SHORT TASK:
Below are some records. Pull every line that contains the word "necessary".

── PROVIDED RECORDS ──

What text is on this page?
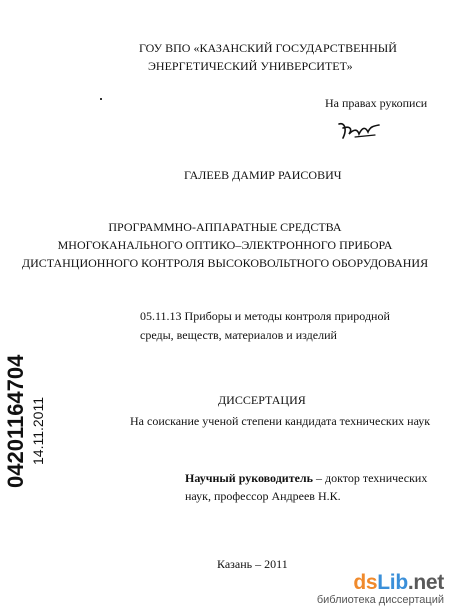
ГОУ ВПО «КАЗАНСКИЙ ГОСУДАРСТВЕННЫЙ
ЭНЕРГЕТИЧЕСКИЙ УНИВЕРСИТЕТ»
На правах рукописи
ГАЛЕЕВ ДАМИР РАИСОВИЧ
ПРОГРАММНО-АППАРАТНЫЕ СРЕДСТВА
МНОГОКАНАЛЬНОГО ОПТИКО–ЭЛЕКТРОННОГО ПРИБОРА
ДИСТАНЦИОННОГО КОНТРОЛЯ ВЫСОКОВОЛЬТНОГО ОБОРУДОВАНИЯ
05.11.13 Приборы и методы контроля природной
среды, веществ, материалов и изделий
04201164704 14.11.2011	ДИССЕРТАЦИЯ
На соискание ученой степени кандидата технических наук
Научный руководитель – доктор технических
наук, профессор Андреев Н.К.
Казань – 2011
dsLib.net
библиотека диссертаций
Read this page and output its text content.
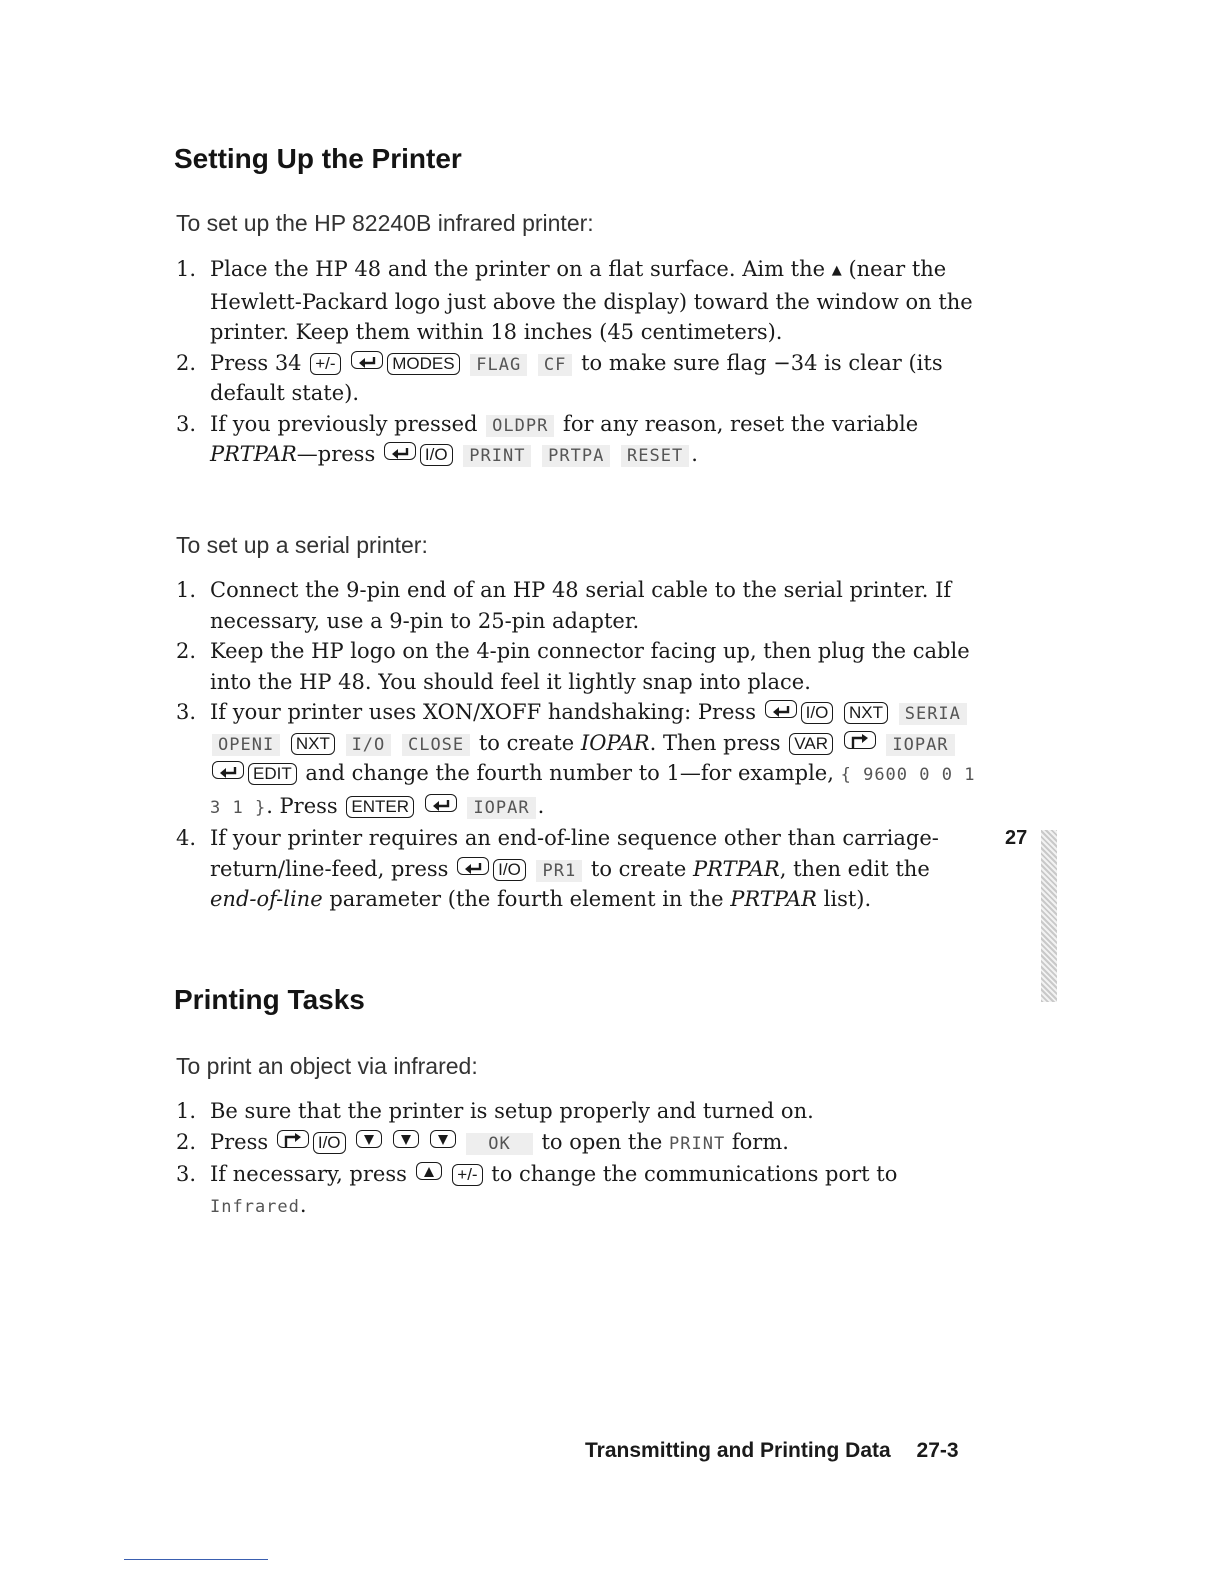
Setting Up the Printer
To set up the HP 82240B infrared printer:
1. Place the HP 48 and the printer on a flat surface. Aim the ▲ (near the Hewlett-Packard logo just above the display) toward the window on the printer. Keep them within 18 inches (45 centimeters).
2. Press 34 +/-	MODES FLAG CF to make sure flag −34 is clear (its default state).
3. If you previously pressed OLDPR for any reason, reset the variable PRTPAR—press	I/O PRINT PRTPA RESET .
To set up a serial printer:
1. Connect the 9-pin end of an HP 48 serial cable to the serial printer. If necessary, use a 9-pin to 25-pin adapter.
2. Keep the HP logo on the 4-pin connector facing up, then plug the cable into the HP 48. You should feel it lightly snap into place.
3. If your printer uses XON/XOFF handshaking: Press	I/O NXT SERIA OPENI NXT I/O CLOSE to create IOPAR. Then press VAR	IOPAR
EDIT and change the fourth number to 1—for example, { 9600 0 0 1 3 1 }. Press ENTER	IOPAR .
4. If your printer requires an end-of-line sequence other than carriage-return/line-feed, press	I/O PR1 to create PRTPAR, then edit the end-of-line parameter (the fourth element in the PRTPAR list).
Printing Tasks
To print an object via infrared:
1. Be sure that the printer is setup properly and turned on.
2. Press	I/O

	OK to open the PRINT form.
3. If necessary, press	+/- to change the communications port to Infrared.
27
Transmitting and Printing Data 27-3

───
── PROVIDED RECORDS ──

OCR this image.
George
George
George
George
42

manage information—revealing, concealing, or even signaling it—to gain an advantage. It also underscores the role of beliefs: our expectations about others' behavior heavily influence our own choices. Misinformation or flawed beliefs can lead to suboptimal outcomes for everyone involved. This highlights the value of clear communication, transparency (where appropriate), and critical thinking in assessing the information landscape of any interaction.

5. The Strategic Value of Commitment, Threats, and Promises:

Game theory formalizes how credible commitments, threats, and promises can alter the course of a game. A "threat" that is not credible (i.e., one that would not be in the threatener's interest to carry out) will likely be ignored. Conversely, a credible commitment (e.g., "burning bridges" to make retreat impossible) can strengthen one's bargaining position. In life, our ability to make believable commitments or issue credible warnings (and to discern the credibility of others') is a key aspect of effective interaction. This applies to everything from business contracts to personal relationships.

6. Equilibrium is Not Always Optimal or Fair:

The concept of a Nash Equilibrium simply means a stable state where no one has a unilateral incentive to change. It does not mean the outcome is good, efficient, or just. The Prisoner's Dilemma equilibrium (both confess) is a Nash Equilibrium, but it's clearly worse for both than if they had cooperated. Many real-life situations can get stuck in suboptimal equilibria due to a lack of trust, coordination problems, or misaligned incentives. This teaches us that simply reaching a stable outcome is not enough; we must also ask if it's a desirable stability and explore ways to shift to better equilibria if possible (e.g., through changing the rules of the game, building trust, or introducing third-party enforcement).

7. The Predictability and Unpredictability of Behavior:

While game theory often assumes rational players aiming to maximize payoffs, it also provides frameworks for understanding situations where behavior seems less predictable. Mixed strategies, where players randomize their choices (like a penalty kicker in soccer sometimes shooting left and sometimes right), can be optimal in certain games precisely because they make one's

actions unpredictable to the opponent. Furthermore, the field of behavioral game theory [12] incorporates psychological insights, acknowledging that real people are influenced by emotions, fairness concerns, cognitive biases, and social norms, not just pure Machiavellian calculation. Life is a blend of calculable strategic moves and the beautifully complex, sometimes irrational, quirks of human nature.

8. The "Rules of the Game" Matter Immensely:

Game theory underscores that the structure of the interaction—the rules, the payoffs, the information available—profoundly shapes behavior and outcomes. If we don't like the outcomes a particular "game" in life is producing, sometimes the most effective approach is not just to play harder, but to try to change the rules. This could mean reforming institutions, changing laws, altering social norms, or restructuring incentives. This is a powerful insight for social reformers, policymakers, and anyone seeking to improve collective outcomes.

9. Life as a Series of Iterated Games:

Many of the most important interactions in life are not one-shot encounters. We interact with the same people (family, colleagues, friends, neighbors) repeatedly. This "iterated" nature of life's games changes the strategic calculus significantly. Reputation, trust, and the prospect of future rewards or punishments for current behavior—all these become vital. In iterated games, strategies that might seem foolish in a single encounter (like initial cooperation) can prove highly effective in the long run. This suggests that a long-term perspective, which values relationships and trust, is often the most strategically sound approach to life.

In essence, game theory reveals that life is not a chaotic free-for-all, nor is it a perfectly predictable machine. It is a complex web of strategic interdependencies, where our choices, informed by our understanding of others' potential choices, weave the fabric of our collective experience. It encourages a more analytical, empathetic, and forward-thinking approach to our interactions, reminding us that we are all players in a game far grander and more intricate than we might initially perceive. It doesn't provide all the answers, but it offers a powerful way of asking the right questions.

───
── PROVIDED RECORDS ──

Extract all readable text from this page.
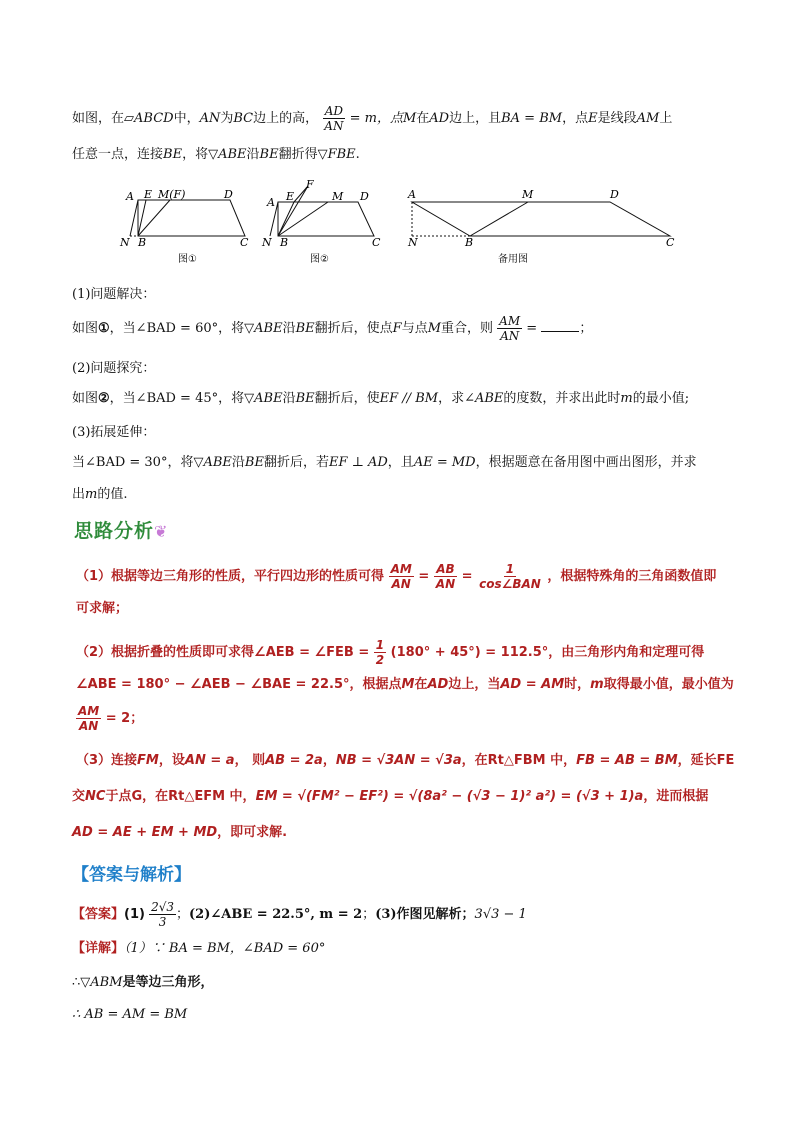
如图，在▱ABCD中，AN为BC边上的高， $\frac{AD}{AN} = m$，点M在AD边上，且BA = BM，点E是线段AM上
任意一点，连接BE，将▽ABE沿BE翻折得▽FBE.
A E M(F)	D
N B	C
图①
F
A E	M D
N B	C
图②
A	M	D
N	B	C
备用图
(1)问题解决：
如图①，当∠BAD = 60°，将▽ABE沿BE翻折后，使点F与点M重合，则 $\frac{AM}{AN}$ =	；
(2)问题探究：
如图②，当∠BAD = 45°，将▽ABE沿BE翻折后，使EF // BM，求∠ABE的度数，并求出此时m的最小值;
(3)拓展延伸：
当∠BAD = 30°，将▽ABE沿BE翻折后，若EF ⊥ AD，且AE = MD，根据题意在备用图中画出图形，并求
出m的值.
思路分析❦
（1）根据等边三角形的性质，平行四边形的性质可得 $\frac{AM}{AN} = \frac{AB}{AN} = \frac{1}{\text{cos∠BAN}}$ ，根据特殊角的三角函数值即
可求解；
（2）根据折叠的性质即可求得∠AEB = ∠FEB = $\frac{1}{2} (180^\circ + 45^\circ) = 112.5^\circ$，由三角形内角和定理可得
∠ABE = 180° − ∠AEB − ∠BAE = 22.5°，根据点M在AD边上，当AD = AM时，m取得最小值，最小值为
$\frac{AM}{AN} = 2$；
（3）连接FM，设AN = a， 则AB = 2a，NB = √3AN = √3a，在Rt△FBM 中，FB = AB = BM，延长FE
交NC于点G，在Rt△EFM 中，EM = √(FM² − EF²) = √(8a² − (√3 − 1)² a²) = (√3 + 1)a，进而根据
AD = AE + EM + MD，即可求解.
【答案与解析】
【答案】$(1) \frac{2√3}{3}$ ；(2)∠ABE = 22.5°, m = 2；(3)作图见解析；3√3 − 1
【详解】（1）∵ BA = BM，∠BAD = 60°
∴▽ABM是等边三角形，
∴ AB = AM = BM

───

THE OUTPUT:
1. Connect the 9-pin end of an HP 48 serial cable to the serial printer. If necessary, use a 9-pin to 25-pin adapter.
3. If necessary, press	+/- to change the communications port to Infrared.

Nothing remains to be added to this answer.